• _Exercise brief_
Write out the complete material exactly as it stands.

• _Collected data_
++++++++
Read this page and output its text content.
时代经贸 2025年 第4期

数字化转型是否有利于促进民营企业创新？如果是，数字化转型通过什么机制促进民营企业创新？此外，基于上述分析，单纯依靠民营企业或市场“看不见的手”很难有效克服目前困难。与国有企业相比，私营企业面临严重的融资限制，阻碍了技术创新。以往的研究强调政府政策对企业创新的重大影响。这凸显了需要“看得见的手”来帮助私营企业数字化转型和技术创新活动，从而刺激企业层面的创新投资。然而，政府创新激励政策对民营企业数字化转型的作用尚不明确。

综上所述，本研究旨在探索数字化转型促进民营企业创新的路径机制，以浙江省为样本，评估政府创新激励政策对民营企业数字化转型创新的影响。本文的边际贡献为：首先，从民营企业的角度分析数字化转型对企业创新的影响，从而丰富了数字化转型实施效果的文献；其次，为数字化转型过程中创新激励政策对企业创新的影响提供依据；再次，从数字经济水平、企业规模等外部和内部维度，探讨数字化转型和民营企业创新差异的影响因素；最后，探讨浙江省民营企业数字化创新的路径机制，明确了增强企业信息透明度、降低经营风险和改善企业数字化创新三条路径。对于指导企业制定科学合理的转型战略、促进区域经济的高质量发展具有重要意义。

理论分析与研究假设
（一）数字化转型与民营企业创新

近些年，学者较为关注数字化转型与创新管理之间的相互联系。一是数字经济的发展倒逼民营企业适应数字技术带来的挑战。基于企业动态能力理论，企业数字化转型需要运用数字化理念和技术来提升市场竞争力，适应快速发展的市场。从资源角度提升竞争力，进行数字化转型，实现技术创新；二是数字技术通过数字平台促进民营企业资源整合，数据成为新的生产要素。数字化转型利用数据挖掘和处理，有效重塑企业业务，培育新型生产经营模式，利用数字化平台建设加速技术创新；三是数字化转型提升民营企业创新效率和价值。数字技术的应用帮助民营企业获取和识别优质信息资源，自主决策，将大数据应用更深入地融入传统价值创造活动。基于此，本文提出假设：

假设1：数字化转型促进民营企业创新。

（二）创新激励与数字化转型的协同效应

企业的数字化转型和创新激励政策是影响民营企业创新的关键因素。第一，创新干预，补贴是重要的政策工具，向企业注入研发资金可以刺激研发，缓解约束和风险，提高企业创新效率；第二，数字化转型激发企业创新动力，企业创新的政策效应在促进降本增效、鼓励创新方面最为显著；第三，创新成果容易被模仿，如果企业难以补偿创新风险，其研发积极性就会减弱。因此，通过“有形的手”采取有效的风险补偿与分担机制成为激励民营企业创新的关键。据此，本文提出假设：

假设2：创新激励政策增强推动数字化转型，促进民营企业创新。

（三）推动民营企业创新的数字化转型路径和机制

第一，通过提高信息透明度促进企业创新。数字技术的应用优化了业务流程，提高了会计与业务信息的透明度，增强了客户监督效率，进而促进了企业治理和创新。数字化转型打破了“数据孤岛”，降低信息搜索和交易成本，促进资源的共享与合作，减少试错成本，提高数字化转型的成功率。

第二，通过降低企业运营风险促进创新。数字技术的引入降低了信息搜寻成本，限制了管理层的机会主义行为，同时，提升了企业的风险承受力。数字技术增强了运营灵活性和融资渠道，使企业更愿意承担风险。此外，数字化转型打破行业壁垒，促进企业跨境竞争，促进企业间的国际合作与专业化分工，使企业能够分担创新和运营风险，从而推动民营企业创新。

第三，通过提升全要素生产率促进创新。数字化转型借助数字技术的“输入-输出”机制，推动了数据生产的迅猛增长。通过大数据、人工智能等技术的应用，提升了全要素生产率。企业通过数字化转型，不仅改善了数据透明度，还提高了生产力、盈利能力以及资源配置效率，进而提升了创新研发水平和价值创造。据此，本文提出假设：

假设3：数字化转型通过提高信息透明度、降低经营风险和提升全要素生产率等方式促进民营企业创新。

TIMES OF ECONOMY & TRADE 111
++++++++
• _Task result_
Read this page and output its text content.
时代经贸 2025年 第4期

数字化转型是否有利于促进民营企业创新？如果是，数字化转型通过什么机制促进民营企业创新？此外，基于上述分析，单纯依靠民营企业或市场“看不见的手”很难有效克服目前困难。与国有企业相比，私营企业面临严重的融资限制，阻碍了技术创新。以往的研究强调政府政策对企业创新的重大影响。这凸显了需要“看得见的手”来帮助私营企业数字化转型和技术创新活动，从而刺激企业层面的创新投资。然而，政府创新激励政策对民营企业数字化转型的作用尚不明确。

综上所述，本研究旨在探索数字化转型促进民营企业创新的路径机制，以浙江省为样本，评估政府创新激励政策对民营企业数字化转型创新的影响。本文的边际贡献为：首先，从民营企业的角度分析数字化转型对企业创新的影响，从而丰富了数字化转型实施效果的文献；其次，为数字化转型过程中创新激励政策对企业创新的影响提供依据；再次，从数字经济水平、企业规模等外部和内部维度，探讨数字化转型和民营企业创新差异的影响因素；最后，探讨浙江省民营企业数字化创新的路径机制，明确了增强企业信息透明度、降低经营风险和改善企业数字化创新三条路径。对于指导企业制定科学合理的转型战略、促进区域经济的高质量发展具有重要意义。

理论分析与研究假设
（一）数字化转型与民营企业创新

近些年，学者较为关注数字化转型与创新管理之间的相互联系。一是数字经济的发展倒逼民营企业适应数字技术带来的挑战。基于企业动态能力理论，企业数字化转型需要运用数字化理念和技术来提升市场竞争力，适应快速发展的市场。从资源角度提升竞争力，进行数字化转型，实现技术创新；二是数字技术通过数字平台促进民营企业资源整合，数据成为新的生产要素。数字化转型利用数据挖掘和处理，有效重塑企业业务，培育新型生产经营模式，利用数字化平台建设加速技术创新；三是数字化转型提升民营企业创新效率和价值。数字技术的应用帮助民营企业获取和识别优质信息资源，自主决策，将大数据应用更深入地融入传统价值创造活动。基于此，本文提出假设：

假设1：数字化转型促进民营企业创新。

（二）创新激励与数字化转型的协同效应

企业的数字化转型和创新激励政策是影响民营企业创新的关键因素。第一，创新干预，补贴是重要的政策工具，向企业注入研发资金可以刺激研发，缓解约束和风险，提高企业创新效率；第二，数字化转型激发企业创新动力，企业创新的政策效应在促进降本增效、鼓励创新方面最为显著；第三，创新成果容易被模仿，如果企业难以补偿创新风险，其研发积极性就会减弱。因此，通过“有形的手”采取有效的风险补偿与分担机制成为激励民营企业创新的关键。据此，本文提出假设：

假设2：创新激励政策增强推动数字化转型，促进民营企业创新。

（三）推动民营企业创新的数字化转型路径和机制

第一，通过提高信息透明度促进企业创新。数字技术的应用优化了业务流程，提高了会计与业务信息的透明度，增强了客户监督效率，进而促进了企业治理和创新。数字化转型打破了“数据孤岛”，降低信息搜索和交易成本，促进资源的共享与合作，减少试错成本，提高数字化转型的成功率。

第二，通过降低企业运营风险促进创新。数字技术的引入降低了信息搜寻成本，限制了管理层的机会主义行为，同时，提升了企业的风险承受力。数字技术增强了运营灵活性和融资渠道，使企业更愿意承担风险。此外，数字化转型打破行业壁垒，促进企业跨境竞争，促进企业间的国际合作与专业化分工，使企业能够分担创新和运营风险，从而推动民营企业创新。

第三，通过提升全要素生产率促进创新。数字化转型借助数字技术的“输入-输出”机制，推动了数据生产的迅猛增长。通过大数据、人工智能等技术的应用，提升了全要素生产率。企业通过数字化转型，不仅改善了数据透明度，还提高了生产力、盈利能力以及资源配置效率，进而提升了创新研发水平和价值创造。据此，本文提出假设：

假设3：数字化转型通过提高信息透明度、降低经营风险和提升全要素生产率等方式促进民营企业创新。

TIMES OF ECONOMY & TRADE 111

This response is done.